:: EXERCISE DETAILS ::
Print every one of the following lines verbatim, in the same order.

BEGIN EXCERPTED RECORDS

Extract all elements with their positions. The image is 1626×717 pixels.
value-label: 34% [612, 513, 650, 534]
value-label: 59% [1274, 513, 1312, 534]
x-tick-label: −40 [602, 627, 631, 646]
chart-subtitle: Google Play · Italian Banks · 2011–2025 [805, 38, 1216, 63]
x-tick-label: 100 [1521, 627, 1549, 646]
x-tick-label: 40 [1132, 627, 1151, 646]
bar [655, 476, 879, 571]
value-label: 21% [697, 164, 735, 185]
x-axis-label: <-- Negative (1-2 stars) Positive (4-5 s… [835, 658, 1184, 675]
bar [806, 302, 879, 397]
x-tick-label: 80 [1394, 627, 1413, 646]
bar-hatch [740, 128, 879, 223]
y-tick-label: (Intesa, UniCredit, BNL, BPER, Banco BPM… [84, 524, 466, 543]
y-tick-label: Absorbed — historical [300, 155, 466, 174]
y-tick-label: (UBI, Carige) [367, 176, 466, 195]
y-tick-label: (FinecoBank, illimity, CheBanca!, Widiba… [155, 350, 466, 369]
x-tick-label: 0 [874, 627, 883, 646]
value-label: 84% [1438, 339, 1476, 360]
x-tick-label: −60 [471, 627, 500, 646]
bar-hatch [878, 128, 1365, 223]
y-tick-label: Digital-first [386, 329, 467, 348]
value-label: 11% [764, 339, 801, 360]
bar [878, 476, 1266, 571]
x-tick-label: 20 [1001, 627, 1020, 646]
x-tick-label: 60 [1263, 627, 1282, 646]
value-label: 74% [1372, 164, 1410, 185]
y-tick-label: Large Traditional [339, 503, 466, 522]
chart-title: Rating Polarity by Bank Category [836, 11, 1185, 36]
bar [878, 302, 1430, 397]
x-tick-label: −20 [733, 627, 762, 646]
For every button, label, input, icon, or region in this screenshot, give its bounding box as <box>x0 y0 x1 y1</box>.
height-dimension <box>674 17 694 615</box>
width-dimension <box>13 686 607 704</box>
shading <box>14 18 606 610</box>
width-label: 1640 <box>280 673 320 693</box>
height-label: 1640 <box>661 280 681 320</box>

END EXCERPTED RECORDS

:: THE SOLUTION ::
Extract all elements with their positions. The image is 1626×717 pixels.
value-label: 34% [612, 513, 650, 534]
value-label: 59% [1274, 513, 1312, 534]
x-tick-label: −40 [602, 627, 631, 646]
chart-subtitle: Google Play · Italian Banks · 2011–2025 [805, 38, 1216, 63]
x-tick-label: 100 [1521, 627, 1549, 646]
x-tick-label: 40 [1132, 627, 1151, 646]
bar [655, 476, 879, 571]
value-label: 21% [697, 164, 735, 185]
x-axis-label: <-- Negative (1-2 stars) Positive (4-5 s… [835, 658, 1184, 675]
bar [806, 302, 879, 397]
x-tick-label: 80 [1394, 627, 1413, 646]
bar-hatch [740, 128, 879, 223]
y-tick-label: (Intesa, UniCredit, BNL, BPER, Banco BPM… [84, 524, 466, 543]
y-tick-label: Absorbed — historical [300, 155, 466, 174]
y-tick-label: (UBI, Carige) [367, 176, 466, 195]
y-tick-label: (FinecoBank, illimity, CheBanca!, Widiba… [155, 350, 466, 369]
x-tick-label: 0 [874, 627, 883, 646]
value-label: 84% [1438, 339, 1476, 360]
x-tick-label: −60 [471, 627, 500, 646]
bar-hatch [878, 128, 1365, 223]
y-tick-label: Digital-first [386, 329, 467, 348]
value-label: 11% [764, 339, 801, 360]
bar [878, 476, 1266, 571]
x-tick-label: 20 [1001, 627, 1020, 646]
x-tick-label: 60 [1263, 627, 1282, 646]
value-label: 74% [1372, 164, 1410, 185]
y-tick-label: Large Traditional [339, 503, 466, 522]
chart-title: Rating Polarity by Bank Category [836, 11, 1185, 36]
bar [878, 302, 1430, 397]
x-tick-label: −20 [733, 627, 762, 646]
For every button, label, input, icon, or region in this screenshot, give its bounding box as <box>x0 y0 x1 y1</box>.
height-dimension <box>674 17 694 615</box>
width-dimension <box>13 686 607 704</box>
shading <box>14 18 606 610</box>
width-label: 1640 <box>280 673 320 693</box>
height-label: 1640 <box>661 280 681 320</box>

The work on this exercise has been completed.